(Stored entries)

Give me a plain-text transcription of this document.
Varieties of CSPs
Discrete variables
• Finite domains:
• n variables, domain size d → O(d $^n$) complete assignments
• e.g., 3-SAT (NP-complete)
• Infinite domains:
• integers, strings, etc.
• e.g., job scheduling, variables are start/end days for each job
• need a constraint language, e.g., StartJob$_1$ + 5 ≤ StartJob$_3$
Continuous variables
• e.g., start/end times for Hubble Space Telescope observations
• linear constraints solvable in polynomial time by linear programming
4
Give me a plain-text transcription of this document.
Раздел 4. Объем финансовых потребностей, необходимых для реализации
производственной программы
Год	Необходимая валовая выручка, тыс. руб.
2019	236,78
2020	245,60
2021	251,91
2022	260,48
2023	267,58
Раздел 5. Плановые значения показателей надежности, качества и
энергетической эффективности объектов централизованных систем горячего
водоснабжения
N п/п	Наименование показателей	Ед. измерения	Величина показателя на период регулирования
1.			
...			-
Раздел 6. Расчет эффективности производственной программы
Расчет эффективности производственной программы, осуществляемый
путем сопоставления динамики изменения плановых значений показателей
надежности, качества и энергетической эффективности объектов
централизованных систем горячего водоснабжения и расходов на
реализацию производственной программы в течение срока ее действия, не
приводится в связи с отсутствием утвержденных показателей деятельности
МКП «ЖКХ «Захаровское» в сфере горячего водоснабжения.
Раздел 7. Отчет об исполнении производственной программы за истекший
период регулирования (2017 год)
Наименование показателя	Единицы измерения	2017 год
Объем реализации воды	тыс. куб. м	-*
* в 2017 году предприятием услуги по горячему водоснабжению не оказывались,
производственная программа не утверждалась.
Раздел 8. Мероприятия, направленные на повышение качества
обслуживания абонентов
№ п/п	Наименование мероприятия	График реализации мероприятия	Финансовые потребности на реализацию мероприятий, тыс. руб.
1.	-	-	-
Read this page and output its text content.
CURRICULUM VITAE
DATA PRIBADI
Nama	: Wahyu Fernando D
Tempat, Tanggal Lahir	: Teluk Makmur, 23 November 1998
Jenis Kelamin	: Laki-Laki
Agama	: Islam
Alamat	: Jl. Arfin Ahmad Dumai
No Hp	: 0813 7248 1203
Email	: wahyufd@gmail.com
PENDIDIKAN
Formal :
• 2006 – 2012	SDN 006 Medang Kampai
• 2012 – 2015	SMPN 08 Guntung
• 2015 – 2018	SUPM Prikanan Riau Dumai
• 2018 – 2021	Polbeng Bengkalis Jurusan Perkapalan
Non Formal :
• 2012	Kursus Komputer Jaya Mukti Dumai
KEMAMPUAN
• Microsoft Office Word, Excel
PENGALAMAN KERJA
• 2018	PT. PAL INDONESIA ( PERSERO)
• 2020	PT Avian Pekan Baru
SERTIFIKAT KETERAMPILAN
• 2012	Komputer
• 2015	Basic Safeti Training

_Requirements_:
Type out the entries again, word for word.

_Task response_:
Give me a plain-text transcription of this document.
Varieties of CSPs
Discrete variables
• Finite domains:
• n variables, domain size d → O(d $^n$) complete assignments
• e.g., 3-SAT (NP-complete)
• Infinite domains:
• integers, strings, etc.
• e.g., job scheduling, variables are start/end days for each job
• need a constraint language, e.g., StartJob$_1$ + 5 ≤ StartJob$_3$
Continuous variables
• e.g., start/end times for Hubble Space Telescope observations
• linear constraints solvable in polynomial time by linear programming
4
Give me a plain-text transcription of this document.
Раздел 4. Объем финансовых потребностей, необходимых для реализации
производственной программы
Год	Необходимая валовая выручка, тыс. руб.
2019	236,78
2020	245,60
2021	251,91
2022	260,48
2023	267,58
Раздел 5. Плановые значения показателей надежности, качества и
энергетической эффективности объектов централизованных систем горячего
водоснабжения
N п/п	Наименование показателей	Ед. измерения	Величина показателя на период регулирования
1.			
...			-
Раздел 6. Расчет эффективности производственной программы
Расчет эффективности производственной программы, осуществляемый
путем сопоставления динамики изменения плановых значений показателей
надежности, качества и энергетической эффективности объектов
централизованных систем горячего водоснабжения и расходов на
реализацию производственной программы в течение срока ее действия, не
приводится в связи с отсутствием утвержденных показателей деятельности
МКП «ЖКХ «Захаровское» в сфере горячего водоснабжения.
Раздел 7. Отчет об исполнении производственной программы за истекший
период регулирования (2017 год)
Наименование показателя	Единицы измерения	2017 год
Объем реализации воды	тыс. куб. м	-*
* в 2017 году предприятием услуги по горячему водоснабжению не оказывались,
производственная программа не утверждалась.
Раздел 8. Мероприятия, направленные на повышение качества
обслуживания абонентов
№ п/п	Наименование мероприятия	График реализации мероприятия	Финансовые потребности на реализацию мероприятий, тыс. руб.
1.	-	-	-
Read this page and output its text content.
CURRICULUM VITAE
DATA PRIBADI
Nama	: Wahyu Fernando D
Tempat, Tanggal Lahir	: Teluk Makmur, 23 November 1998
Jenis Kelamin	: Laki-Laki
Agama	: Islam
Alamat	: Jl. Arfin Ahmad Dumai
No Hp	: 0813 7248 1203
Email	: wahyufd@gmail.com
PENDIDIKAN
Formal :
• 2006 – 2012	SDN 006 Medang Kampai
• 2012 – 2015	SMPN 08 Guntung
• 2015 – 2018	SUPM Prikanan Riau Dumai
• 2018 – 2021	Polbeng Bengkalis Jurusan Perkapalan
Non Formal :
• 2012	Kursus Komputer Jaya Mukti Dumai
KEMAMPUAN
• Microsoft Office Word, Excel
PENGALAMAN KERJA
• 2018	PT. PAL INDONESIA ( PERSERO)
• 2020	PT Avian Pekan Baru
SERTIFIKAT KETERAMPILAN
• 2012	Komputer
• 2015	Basic Safeti Training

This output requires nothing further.